### Material for this exercise ###
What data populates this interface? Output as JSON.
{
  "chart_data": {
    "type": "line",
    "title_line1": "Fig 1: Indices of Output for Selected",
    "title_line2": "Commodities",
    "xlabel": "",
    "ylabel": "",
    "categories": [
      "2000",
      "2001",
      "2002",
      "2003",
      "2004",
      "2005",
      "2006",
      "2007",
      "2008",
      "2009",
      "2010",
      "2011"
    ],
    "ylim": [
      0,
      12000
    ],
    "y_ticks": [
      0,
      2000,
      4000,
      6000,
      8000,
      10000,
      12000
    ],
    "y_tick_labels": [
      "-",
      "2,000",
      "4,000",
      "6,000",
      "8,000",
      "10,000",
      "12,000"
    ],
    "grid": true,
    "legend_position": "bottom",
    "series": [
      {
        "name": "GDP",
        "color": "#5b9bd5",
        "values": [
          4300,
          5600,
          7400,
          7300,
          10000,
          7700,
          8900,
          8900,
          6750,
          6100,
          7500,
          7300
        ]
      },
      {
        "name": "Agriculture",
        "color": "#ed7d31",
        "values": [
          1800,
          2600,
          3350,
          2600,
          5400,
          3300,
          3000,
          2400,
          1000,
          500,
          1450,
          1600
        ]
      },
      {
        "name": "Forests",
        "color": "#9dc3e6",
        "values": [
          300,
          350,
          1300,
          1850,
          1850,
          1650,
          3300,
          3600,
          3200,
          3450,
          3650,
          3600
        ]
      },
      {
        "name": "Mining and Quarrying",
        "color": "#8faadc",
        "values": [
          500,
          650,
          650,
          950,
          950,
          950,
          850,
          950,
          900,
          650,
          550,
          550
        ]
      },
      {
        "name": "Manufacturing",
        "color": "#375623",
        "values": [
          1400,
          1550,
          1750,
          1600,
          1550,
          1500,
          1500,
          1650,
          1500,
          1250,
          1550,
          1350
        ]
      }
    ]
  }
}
###
Your task: All of the entries above need to be reproduced exactly.

Exercise solution:
What data populates this interface? Output as JSON.
{
  "chart_data": {
    "type": "line",
    "title_line1": "Fig 1: Indices of Output for Selected",
    "title_line2": "Commodities",
    "xlabel": "",
    "ylabel": "",
    "categories": [
      "2000",
      "2001",
      "2002",
      "2003",
      "2004",
      "2005",
      "2006",
      "2007",
      "2008",
      "2009",
      "2010",
      "2011"
    ],
    "ylim": [
      0,
      12000
    ],
    "y_ticks": [
      0,
      2000,
      4000,
      6000,
      8000,
      10000,
      12000
    ],
    "y_tick_labels": [
      "-",
      "2,000",
      "4,000",
      "6,000",
      "8,000",
      "10,000",
      "12,000"
    ],
    "grid": true,
    "legend_position": "bottom",
    "series": [
      {
        "name": "GDP",
        "color": "#5b9bd5",
        "values": [
          4300,
          5600,
          7400,
          7300,
          10000,
          7700,
          8900,
          8900,
          6750,
          6100,
          7500,
          7300
        ]
      },
      {
        "name": "Agriculture",
        "color": "#ed7d31",
        "values": [
          1800,
          2600,
          3350,
          2600,
          5400,
          3300,
          3000,
          2400,
          1000,
          500,
          1450,
          1600
        ]
      },
      {
        "name": "Forests",
        "color": "#9dc3e6",
        "values": [
          300,
          350,
          1300,
          1850,
          1850,
          1650,
          3300,
          3600,
          3200,
          3450,
          3650,
          3600
        ]
      },
      {
        "name": "Mining and Quarrying",
        "color": "#8faadc",
        "values": [
          500,
          650,
          650,
          950,
          950,
          950,
          850,
          950,
          900,
          650,
          550,
          550
        ]
      },
      {
        "name": "Manufacturing",
        "color": "#375623",
        "values": [
          1400,
          1550,
          1750,
          1600,
          1550,
          1500,
          1500,
          1650,
          1500,
          1250,
          1550,
          1350
        ]
      }
    ]
  }
}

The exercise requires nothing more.